• _TEXT BLOCK_:
┌──

Interleukin-1beta and tetradecanoylphorbol acetate-induced biosynthesis of tumor necrosis factor alpha in human hepatoma cells involves the transcription factors ATF2 and c-Jun and stress-activated protein kinases.

The proinflammatory cytokine tumor necrosis factor (TNF) alpha is mainly produced in cells from the monocyte/macrophage lineage. TNFalpha is also a key signaling molecule in the liver functioning as an important physiological and pathogenic mediator. In hepatocytes or human hepatoma cells TNFalpha is expressed at extremely low levels but TNFalpha biosynthesis can be induced by interleukin (IL)-1beta or 12-O-tetradecanoylphorbol-13-acetate (TPA). Here, we show that IL-1beta and TPA stimulated TNFalpha gene transcription in hepatoma cells mediated by a composite TPA-responsive element/cAMP response element. Both IL-1beta and TPA triggered phosphorylation and activation of the basic region leucine zipper transcription factors c-Jun and ATF2 and expression of dominant-negative mutants of c-Jun and ATF2-reduced TNFalpha promoter activity and secretion of TNFalpha. Expression of the nuclear dual-specific MAP kinase phosphatase-1 (MKP-1) blocked TNFalpha promoter activity and TNFalpha secretion following IL-1beta or TPA stimulation, indicating that MKP-1 functions as a nuclear shut-of-device of IL-1beta and TPA-induced TNFalpha expression.

└──

Document understanding data:
┌──

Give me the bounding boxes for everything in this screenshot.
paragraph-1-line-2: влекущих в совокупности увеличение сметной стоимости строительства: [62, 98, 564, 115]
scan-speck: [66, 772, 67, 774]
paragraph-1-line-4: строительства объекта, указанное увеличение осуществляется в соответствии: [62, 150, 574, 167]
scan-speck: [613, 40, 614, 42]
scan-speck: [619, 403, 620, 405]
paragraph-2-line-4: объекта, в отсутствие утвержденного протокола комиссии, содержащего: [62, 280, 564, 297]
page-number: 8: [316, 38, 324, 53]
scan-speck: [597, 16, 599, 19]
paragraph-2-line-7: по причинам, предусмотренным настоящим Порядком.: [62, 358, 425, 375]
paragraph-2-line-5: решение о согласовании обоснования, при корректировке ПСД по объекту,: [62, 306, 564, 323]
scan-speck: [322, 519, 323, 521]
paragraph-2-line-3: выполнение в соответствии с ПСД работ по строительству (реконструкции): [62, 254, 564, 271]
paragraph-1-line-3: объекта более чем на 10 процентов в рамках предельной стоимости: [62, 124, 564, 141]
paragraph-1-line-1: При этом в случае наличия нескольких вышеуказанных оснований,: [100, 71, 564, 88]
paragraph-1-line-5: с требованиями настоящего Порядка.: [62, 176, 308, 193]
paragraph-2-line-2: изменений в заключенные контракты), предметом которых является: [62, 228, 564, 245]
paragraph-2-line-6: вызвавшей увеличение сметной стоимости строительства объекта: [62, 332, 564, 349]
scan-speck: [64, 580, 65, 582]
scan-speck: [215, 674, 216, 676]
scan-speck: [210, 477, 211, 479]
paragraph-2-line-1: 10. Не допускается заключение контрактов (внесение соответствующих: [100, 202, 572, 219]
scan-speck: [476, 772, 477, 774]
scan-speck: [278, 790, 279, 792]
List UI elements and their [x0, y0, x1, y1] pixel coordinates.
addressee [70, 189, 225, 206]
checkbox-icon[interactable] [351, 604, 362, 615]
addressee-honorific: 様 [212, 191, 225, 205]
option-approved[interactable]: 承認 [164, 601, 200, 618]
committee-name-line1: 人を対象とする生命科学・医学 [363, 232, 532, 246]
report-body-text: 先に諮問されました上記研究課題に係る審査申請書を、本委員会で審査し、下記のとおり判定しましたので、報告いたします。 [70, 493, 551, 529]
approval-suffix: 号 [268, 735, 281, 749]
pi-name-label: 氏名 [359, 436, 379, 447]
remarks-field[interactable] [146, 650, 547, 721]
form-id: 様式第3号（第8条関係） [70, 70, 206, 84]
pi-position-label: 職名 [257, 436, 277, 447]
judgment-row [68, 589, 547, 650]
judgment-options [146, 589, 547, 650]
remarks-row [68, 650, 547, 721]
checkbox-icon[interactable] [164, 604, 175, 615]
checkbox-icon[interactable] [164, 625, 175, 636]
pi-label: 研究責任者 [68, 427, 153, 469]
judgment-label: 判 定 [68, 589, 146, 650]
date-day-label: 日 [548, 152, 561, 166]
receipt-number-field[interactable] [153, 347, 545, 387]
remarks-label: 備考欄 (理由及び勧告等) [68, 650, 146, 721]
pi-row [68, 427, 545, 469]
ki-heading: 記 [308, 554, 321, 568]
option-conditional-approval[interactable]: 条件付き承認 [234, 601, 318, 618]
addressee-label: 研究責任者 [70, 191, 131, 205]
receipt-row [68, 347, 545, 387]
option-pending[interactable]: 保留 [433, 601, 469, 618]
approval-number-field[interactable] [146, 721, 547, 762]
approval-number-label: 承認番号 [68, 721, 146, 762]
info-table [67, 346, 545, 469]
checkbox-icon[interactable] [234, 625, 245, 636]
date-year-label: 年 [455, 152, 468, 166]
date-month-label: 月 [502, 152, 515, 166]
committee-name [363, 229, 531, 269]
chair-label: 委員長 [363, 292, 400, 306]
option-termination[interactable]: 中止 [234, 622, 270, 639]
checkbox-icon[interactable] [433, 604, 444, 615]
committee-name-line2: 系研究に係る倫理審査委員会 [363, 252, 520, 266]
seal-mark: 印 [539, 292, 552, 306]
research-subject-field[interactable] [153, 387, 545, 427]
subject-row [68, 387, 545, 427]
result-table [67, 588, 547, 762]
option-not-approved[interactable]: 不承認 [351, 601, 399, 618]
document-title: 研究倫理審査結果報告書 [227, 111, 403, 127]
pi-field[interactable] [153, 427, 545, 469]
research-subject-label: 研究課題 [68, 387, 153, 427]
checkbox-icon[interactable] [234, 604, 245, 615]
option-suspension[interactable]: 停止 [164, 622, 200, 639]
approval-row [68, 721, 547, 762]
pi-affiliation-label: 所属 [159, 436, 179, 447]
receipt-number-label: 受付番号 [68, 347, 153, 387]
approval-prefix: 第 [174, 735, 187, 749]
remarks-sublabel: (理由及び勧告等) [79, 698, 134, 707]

└──

• _INSTRUCTIONS_:
1 > In the abstract on TNFalpha, which cells mainly produce TNFalpha?
2 > Quote the abstract on TNFalpha from "Interleukin-1beta and tetradecanoylphorbol" to "stress-activated protein kinases.".
3 > Check each statement against the abstract on TNFalpha and answer yes or no, quoting the words that decide it. (a) Hepatocytes express TNFalpha at high levels. (b) MKP-1 expression blocked TNFalpha promoter activity after IL-1beta or TPA stimulation. (c) IL-1beta and TPA both triggered phosphorylation of c-Jun and ATF2.

• _ANSWERS TO THIS EXERCISE_:
1 > Cells from the monocyte/macrophage lineage.

2 >
Interleukin-1beta and tetradecanoylphorbol acetate-induced biosynthesis of tumor necrosis factor alpha in human hepatoma cells involves the transcription factors ATF2 and c-Jun and stress-activated protein kinases.

3 >
(a) No: "In hepatocytes or human hepatoma cells TNFalpha is expressed at extremely low levels"
(b) Yes: "Expression of the nuclear dual-specific MAP kinase phosphatase-1 (MKP-1) blocked TNFalpha promoter activity and TNFalpha secretion following IL-1beta or TPA stimulation"
(c) Yes: "Both IL-1beta and TPA triggered phosphorylation and activation of the basic region leucine zipper transcription factors c-Jun and ATF2"